→ Given request: Filter the records for lines holding the string "structured".

→ Material for this task:
══════════
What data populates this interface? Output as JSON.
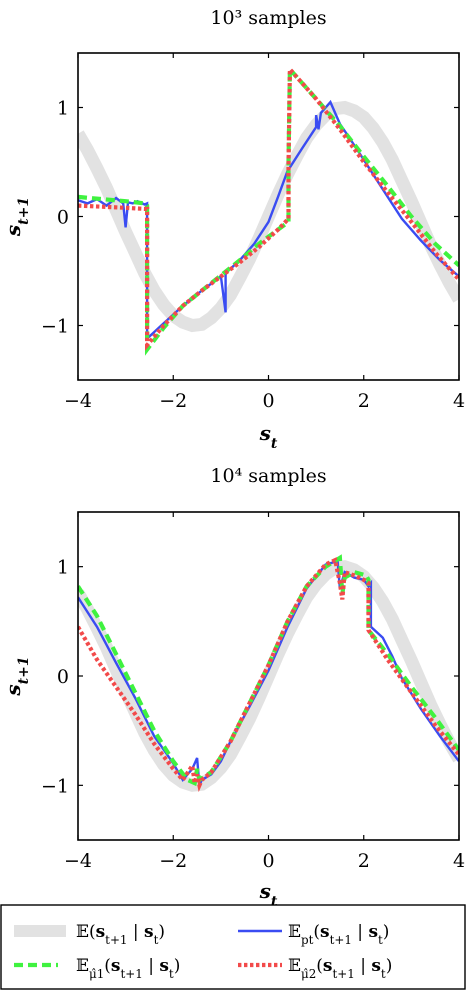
{
  "chart_data": [
    {
      "type": "line",
      "title": "10³ samples",
      "xlabel": "s_t",
      "ylabel": "s_{t+1}",
      "xlim": [
        -4,
        4
      ],
      "ylim": [
        -1.5,
        1.5
      ],
      "xticks": [
        -4,
        -2,
        0,
        2,
        4
      ],
      "yticks": [
        -1,
        0,
        1
      ],
      "grid": false,
      "series": [
        {
          "name": "𝔼(s_{t+1} | s_t)",
          "color": "#e2e2e2",
          "style": "thick-solid",
          "x": [
            -4,
            -3.8,
            -3.6,
            -3.4,
            -3.2,
            -3,
            -2.8,
            -2.6,
            -2.4,
            -2.2,
            -2,
            -1.8,
            -1.6,
            -1.4,
            -1.2,
            -1,
            -0.8,
            -0.6,
            -0.4,
            -0.2,
            0,
            0.2,
            0.4,
            0.6,
            0.8,
            1,
            1.2,
            1.4,
            1.6,
            1.8,
            2,
            2.2,
            2.4,
            2.6,
            2.8,
            3,
            3.2,
            3.4,
            3.6,
            3.8,
            4
          ],
          "y": [
            0.76,
            0.61,
            0.44,
            0.26,
            0.06,
            -0.14,
            -0.33,
            -0.52,
            -0.68,
            -0.81,
            -0.91,
            -0.97,
            -1.0,
            -0.99,
            -0.93,
            -0.84,
            -0.72,
            -0.56,
            -0.39,
            -0.2,
            0,
            0.2,
            0.39,
            0.56,
            0.72,
            0.84,
            0.93,
            0.99,
            1.0,
            0.97,
            0.91,
            0.81,
            0.68,
            0.52,
            0.33,
            0.14,
            -0.06,
            -0.26,
            -0.44,
            -0.61,
            -0.76
          ]
        },
        {
          "name": "𝔼_{p_t}(s_{t+1} | s_t)",
          "color": "#3a4cf2",
          "style": "solid",
          "x": [
            -4,
            -3.8,
            -3.6,
            -3.4,
            -3.2,
            -3.05,
            -3.0,
            -2.95,
            -2.85,
            -2.75,
            -2.6,
            -2.55,
            -2.55,
            -2.2,
            -1.8,
            -1.4,
            -1.0,
            -0.9,
            -0.9,
            -0.6,
            -0.3,
            0.0,
            0.2,
            0.4,
            0.45,
            0.7,
            1.0,
            1.0,
            1.05,
            1.1,
            1.3,
            1.5,
            1.7,
            2.0,
            2.4,
            2.8,
            3.2,
            3.6,
            4.0
          ],
          "y": [
            0.15,
            0.12,
            0.16,
            0.1,
            0.17,
            0.12,
            -0.1,
            0.13,
            0.12,
            0.14,
            0.11,
            0.12,
            -1.12,
            -0.98,
            -0.82,
            -0.68,
            -0.55,
            -0.88,
            -0.52,
            -0.4,
            -0.25,
            -0.05,
            0.18,
            0.42,
            0.45,
            0.62,
            0.82,
            0.93,
            0.8,
            0.95,
            1.05,
            0.85,
            0.72,
            0.52,
            0.25,
            -0.02,
            -0.22,
            -0.4,
            -0.55
          ]
        },
        {
          "name": "𝔼_{μ̂_1}(s_{t+1} | s_t)",
          "color": "#3ff23f",
          "style": "dashed",
          "x": [
            -4,
            -3.5,
            -3.0,
            -2.6,
            -2.55,
            -2.55,
            -2.2,
            -1.8,
            -1.4,
            -1.0,
            -0.6,
            -0.2,
            0.2,
            0.42,
            0.42,
            0.45,
            1.0,
            1.5,
            2.0,
            2.5,
            3.0,
            3.5,
            4.0
          ],
          "y": [
            0.18,
            0.16,
            0.14,
            0.12,
            0.1,
            -1.22,
            -1.02,
            -0.82,
            -0.68,
            -0.54,
            -0.4,
            -0.25,
            -0.12,
            -0.05,
            0.5,
            1.35,
            1.08,
            0.83,
            0.55,
            0.28,
            0.0,
            -0.25,
            -0.45
          ]
        },
        {
          "name": "𝔼_{μ̂_2}(s_{t+1} | s_t)",
          "color": "#f24a4a",
          "style": "dotted",
          "x": [
            -4,
            -3.5,
            -3.0,
            -2.6,
            -2.55,
            -2.55,
            -2.2,
            -1.8,
            -1.4,
            -1.0,
            -0.6,
            -0.2,
            0.2,
            0.42,
            0.42,
            0.45,
            1.0,
            1.5,
            2.0,
            2.5,
            3.0,
            3.5,
            4.0
          ],
          "y": [
            0.1,
            0.09,
            0.08,
            0.07,
            0.07,
            -1.18,
            -1.0,
            -0.82,
            -0.68,
            -0.55,
            -0.42,
            -0.28,
            -0.12,
            -0.02,
            0.45,
            1.35,
            1.08,
            0.8,
            0.5,
            0.22,
            -0.05,
            -0.33,
            -0.58
          ]
        }
      ]
    },
    {
      "type": "line",
      "title": "10⁴ samples",
      "xlabel": "s_t",
      "ylabel": "s_{t+1}",
      "xlim": [
        -4,
        4
      ],
      "ylim": [
        -1.5,
        1.5
      ],
      "xticks": [
        -4,
        -2,
        0,
        2,
        4
      ],
      "yticks": [
        -1,
        0,
        1
      ],
      "grid": false,
      "series": [
        {
          "name": "𝔼(s_{t+1} | s_t)",
          "color": "#e2e2e2",
          "style": "thick-solid",
          "x": [
            -4,
            -3.8,
            -3.6,
            -3.4,
            -3.2,
            -3,
            -2.8,
            -2.6,
            -2.4,
            -2.2,
            -2,
            -1.8,
            -1.6,
            -1.4,
            -1.2,
            -1,
            -0.8,
            -0.6,
            -0.4,
            -0.2,
            0,
            0.2,
            0.4,
            0.6,
            0.8,
            1,
            1.2,
            1.4,
            1.6,
            1.8,
            2,
            2.2,
            2.4,
            2.6,
            2.8,
            3,
            3.2,
            3.4,
            3.6,
            3.8,
            4
          ],
          "y": [
            0.76,
            0.61,
            0.44,
            0.26,
            0.06,
            -0.14,
            -0.33,
            -0.52,
            -0.68,
            -0.81,
            -0.91,
            -0.97,
            -1.0,
            -0.99,
            -0.93,
            -0.84,
            -0.72,
            -0.56,
            -0.39,
            -0.2,
            0,
            0.2,
            0.39,
            0.56,
            0.72,
            0.84,
            0.93,
            0.99,
            1.0,
            0.97,
            0.91,
            0.81,
            0.68,
            0.52,
            0.33,
            0.14,
            -0.06,
            -0.26,
            -0.44,
            -0.61,
            -0.76
          ]
        },
        {
          "name": "𝔼_{p_t}(s_{t+1} | s_t)",
          "color": "#3a4cf2",
          "style": "solid",
          "x": [
            -4,
            -3.6,
            -3.2,
            -2.8,
            -2.4,
            -2.0,
            -1.8,
            -1.6,
            -1.5,
            -1.45,
            -1.4,
            -1.2,
            -1.0,
            -0.8,
            -0.4,
            0.0,
            0.4,
            0.8,
            1.2,
            1.45,
            1.5,
            1.6,
            1.8,
            2.0,
            2.1,
            2.15,
            2.15,
            2.4,
            2.6,
            2.8,
            3.2,
            3.6,
            4.0
          ],
          "y": [
            0.72,
            0.45,
            0.12,
            -0.2,
            -0.55,
            -0.8,
            -0.95,
            -0.85,
            -0.75,
            -1.0,
            -0.95,
            -0.9,
            -0.78,
            -0.6,
            -0.28,
            0.05,
            0.45,
            0.8,
            1.02,
            1.05,
            0.8,
            0.95,
            0.9,
            0.88,
            0.82,
            0.85,
            0.45,
            0.35,
            0.18,
            -0.02,
            -0.3,
            -0.55,
            -0.78
          ]
        },
        {
          "name": "𝔼_{μ̂_1}(s_{t+1} | s_t)",
          "color": "#3ff23f",
          "style": "dashed",
          "x": [
            -4,
            -3.6,
            -3.2,
            -2.8,
            -2.4,
            -2.0,
            -1.7,
            -1.55,
            -1.5,
            -1.45,
            -1.2,
            -0.8,
            -0.4,
            0.0,
            0.4,
            0.8,
            1.2,
            1.5,
            1.55,
            1.6,
            1.8,
            2.05,
            2.1,
            2.1,
            2.5,
            3.0,
            3.5,
            4.0
          ],
          "y": [
            0.82,
            0.55,
            0.2,
            -0.15,
            -0.5,
            -0.78,
            -0.95,
            -0.98,
            -0.85,
            -0.95,
            -0.88,
            -0.6,
            -0.25,
            0.1,
            0.5,
            0.82,
            1.0,
            1.08,
            0.75,
            0.9,
            0.95,
            0.92,
            0.88,
            0.42,
            0.2,
            -0.1,
            -0.38,
            -0.68
          ]
        },
        {
          "name": "𝔼_{μ̂_2}(s_{t+1} | s_t)",
          "color": "#f24a4a",
          "style": "dotted",
          "x": [
            -4,
            -3.8,
            -3.6,
            -3.2,
            -2.8,
            -2.4,
            -2.0,
            -1.8,
            -1.6,
            -1.55,
            -1.5,
            -1.45,
            -1.4,
            -1.2,
            -0.8,
            -0.4,
            0.0,
            0.4,
            0.8,
            1.2,
            1.4,
            1.5,
            1.55,
            1.6,
            1.8,
            2.0,
            2.1,
            2.1,
            2.5,
            3.0,
            3.5,
            4.0
          ],
          "y": [
            0.45,
            0.3,
            0.15,
            -0.1,
            -0.35,
            -0.62,
            -0.85,
            -0.95,
            -0.82,
            -0.98,
            -0.9,
            -1.0,
            -0.95,
            -0.88,
            -0.6,
            -0.25,
            0.1,
            0.5,
            0.82,
            1.02,
            1.06,
            0.85,
            0.7,
            0.95,
            0.92,
            0.88,
            0.85,
            0.42,
            0.15,
            -0.15,
            -0.45,
            -0.72
          ]
        }
      ]
    }
  ],
  "legend": {
    "placement": "bottom",
    "entries": [
      {
        "label": "𝔼(s_{t+1} | s_t)"
      },
      {
        "label": "𝔼_{p_t}(s_{t+1} | s_t)"
      },
      {
        "label": "𝔼_{μ̂_1}(s_{t+1} | s_t)"
      },
      {
        "label": "𝔼_{μ̂_2}(s_{t+1} | s_t)"
      }
    ]
  }
}
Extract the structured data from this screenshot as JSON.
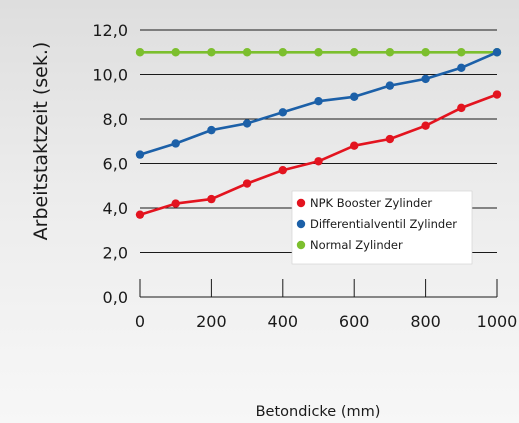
{
  "chart_data": {
    "type": "line",
    "title": "",
    "xlabel": "Betondicke (mm)",
    "ylabel": "Arbeitstaktzeit (sek.)",
    "x": [
      0,
      100,
      200,
      300,
      400,
      500,
      600,
      700,
      800,
      900,
      1000
    ],
    "x_tick_labels": [
      "0",
      "200",
      "400",
      "600",
      "800",
      "1000"
    ],
    "x_ticks": [
      0,
      200,
      400,
      600,
      800,
      1000
    ],
    "y_tick_labels": [
      "0,0",
      "2,0",
      "4,0",
      "6,0",
      "8,0",
      "10,0",
      "12,0"
    ],
    "y_ticks": [
      0,
      2,
      4,
      6,
      8,
      10,
      12
    ],
    "xlim": [
      0,
      1000
    ],
    "ylim": [
      0,
      12
    ],
    "grid": "horizontal",
    "legend_position": "bottom-right",
    "series": [
      {
        "name": "NPK Booster Zylinder",
        "color": "#e3141f",
        "values": [
          3.7,
          4.2,
          4.4,
          5.1,
          5.7,
          6.1,
          6.8,
          7.1,
          7.7,
          8.5,
          9.1
        ]
      },
      {
        "name": "Differentialventil Zylinder",
        "color": "#1c60a8",
        "values": [
          6.4,
          6.9,
          7.5,
          7.8,
          8.3,
          8.8,
          9.0,
          9.5,
          9.8,
          10.3,
          11.0
        ]
      },
      {
        "name": "Normal Zylinder",
        "color": "#7cbf2e",
        "values": [
          11.0,
          11.0,
          11.0,
          11.0,
          11.0,
          11.0,
          11.0,
          11.0,
          11.0,
          11.0,
          11.0
        ]
      }
    ]
  }
}
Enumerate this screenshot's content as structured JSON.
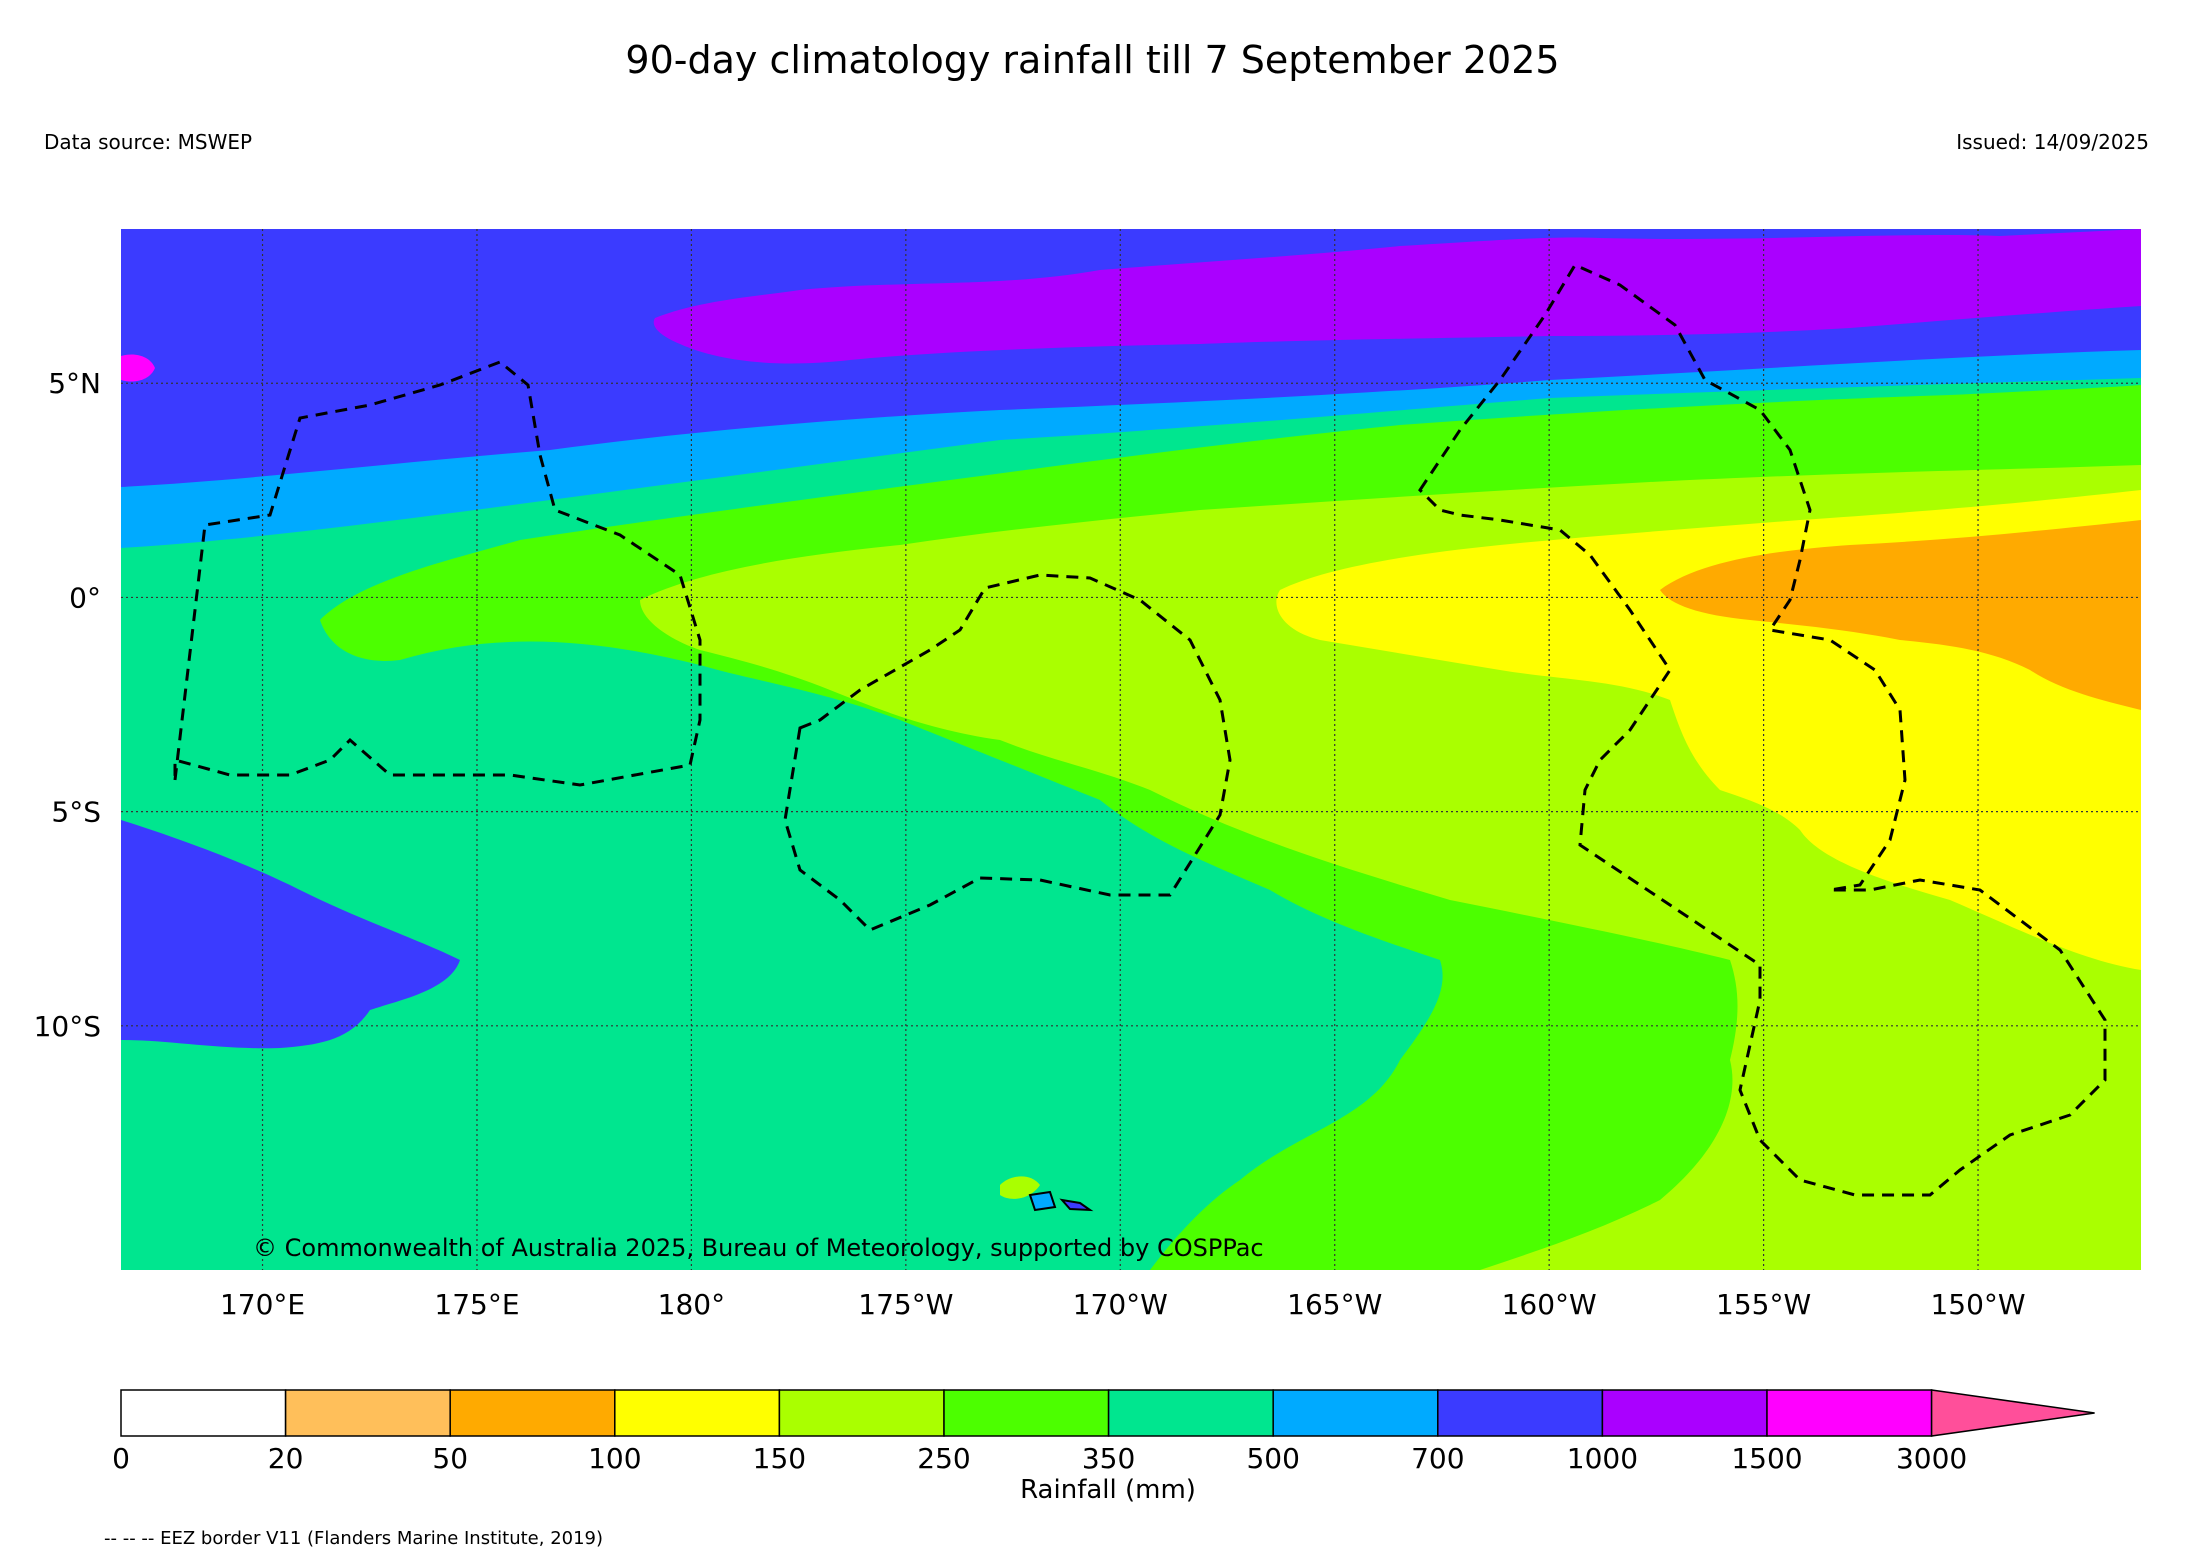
{
  "title": "90-day climatology rainfall till 7 September 2025",
  "data_source": "Data source: MSWEP",
  "issued": "Issued: 14/09/2025",
  "copyright": "© Commonwealth of Australia 2025, Bureau of Meteorology, supported by COSPPac",
  "eez_note": "-- -- -- EEZ border V11 (Flanders Marine Institute, 2019)",
  "map": {
    "lon_range": [
      166.7,
      213.8
    ],
    "lat_range": [
      -15.7,
      8.6
    ],
    "x_ticks": [
      {
        "lon": 170,
        "label": "170°E"
      },
      {
        "lon": 175,
        "label": "175°E"
      },
      {
        "lon": 180,
        "label": "180°"
      },
      {
        "lon": 185,
        "label": "175°W"
      },
      {
        "lon": 190,
        "label": "170°W"
      },
      {
        "lon": 195,
        "label": "165°W"
      },
      {
        "lon": 200,
        "label": "160°W"
      },
      {
        "lon": 205,
        "label": "155°W"
      },
      {
        "lon": 210,
        "label": "150°W"
      }
    ],
    "y_ticks": [
      {
        "lat": 5,
        "label": "5°N"
      },
      {
        "lat": 0,
        "label": "0°"
      },
      {
        "lat": -5,
        "label": "5°S"
      },
      {
        "lat": -10,
        "label": "10°S"
      }
    ]
  },
  "colorbar": {
    "label": "Rainfall (mm)",
    "ticks": [
      "0",
      "20",
      "50",
      "100",
      "150",
      "250",
      "350",
      "500",
      "700",
      "1000",
      "1500",
      "3000"
    ],
    "colors": [
      "#ffffff",
      "#ffbf5a",
      "#ffaa00",
      "#ffff00",
      "#aaff00",
      "#4cff00",
      "#00e68f",
      "#00aaff",
      "#3b3bff",
      "#aa00ff",
      "#ff00ff"
    ],
    "extend_color": "#ff4f9a"
  }
}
══════════
→ Solved problem:
Extract the structured data from this screenshot as JSON.
Enumerate this screenshot's content as structured JSON.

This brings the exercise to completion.